** Short task **
Show every line containing "text" by copying it.

Dataset entries:
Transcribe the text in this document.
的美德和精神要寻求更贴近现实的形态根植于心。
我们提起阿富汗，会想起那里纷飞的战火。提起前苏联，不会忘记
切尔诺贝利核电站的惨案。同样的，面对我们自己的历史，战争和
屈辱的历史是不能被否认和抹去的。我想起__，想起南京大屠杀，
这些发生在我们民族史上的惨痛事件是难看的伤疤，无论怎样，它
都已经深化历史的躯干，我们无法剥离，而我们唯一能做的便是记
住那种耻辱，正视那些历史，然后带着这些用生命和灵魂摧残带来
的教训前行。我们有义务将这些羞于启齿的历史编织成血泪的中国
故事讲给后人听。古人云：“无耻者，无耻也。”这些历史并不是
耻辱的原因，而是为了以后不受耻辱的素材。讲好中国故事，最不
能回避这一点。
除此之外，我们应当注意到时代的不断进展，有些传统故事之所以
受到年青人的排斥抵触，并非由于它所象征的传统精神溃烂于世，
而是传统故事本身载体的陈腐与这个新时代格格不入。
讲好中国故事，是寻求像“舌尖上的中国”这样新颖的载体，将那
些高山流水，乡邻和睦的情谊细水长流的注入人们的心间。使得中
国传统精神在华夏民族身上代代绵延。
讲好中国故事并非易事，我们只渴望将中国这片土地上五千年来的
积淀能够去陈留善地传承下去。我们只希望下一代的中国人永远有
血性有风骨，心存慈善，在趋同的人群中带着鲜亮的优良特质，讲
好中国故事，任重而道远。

* * *

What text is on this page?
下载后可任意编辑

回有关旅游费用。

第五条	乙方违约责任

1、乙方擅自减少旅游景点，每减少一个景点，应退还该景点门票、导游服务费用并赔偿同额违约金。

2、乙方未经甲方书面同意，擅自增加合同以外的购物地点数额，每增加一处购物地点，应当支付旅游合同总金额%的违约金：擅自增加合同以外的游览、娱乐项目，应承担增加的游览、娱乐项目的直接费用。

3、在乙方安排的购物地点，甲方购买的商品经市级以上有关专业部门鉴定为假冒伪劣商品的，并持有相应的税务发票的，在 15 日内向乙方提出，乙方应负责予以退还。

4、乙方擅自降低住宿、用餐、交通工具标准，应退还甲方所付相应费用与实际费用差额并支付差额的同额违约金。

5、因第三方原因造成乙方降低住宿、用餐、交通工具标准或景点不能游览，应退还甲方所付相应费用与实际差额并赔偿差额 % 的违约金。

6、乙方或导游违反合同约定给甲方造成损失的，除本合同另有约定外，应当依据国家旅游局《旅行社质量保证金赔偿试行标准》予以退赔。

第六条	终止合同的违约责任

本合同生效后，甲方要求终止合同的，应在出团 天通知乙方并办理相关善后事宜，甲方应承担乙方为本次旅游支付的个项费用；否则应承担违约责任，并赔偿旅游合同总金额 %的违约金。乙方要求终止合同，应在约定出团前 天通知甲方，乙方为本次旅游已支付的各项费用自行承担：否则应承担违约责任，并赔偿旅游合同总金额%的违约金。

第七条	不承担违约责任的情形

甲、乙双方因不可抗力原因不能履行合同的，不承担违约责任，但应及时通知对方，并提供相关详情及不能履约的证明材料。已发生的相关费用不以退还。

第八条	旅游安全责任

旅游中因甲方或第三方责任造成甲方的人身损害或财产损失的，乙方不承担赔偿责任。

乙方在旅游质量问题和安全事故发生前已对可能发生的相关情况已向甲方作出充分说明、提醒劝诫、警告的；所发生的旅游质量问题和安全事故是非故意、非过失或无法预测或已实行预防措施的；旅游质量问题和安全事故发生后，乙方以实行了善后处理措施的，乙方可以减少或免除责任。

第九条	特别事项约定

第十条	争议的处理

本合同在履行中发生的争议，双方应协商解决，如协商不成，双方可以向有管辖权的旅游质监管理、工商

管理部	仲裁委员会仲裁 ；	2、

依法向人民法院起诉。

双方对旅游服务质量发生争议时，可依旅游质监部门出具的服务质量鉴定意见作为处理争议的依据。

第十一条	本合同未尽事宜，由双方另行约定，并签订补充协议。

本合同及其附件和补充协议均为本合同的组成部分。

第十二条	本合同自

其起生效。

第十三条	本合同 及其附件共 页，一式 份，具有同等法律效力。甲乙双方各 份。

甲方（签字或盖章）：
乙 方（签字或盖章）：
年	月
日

** Exercise solution **
Transcribe the text in this document.
What text is on this page?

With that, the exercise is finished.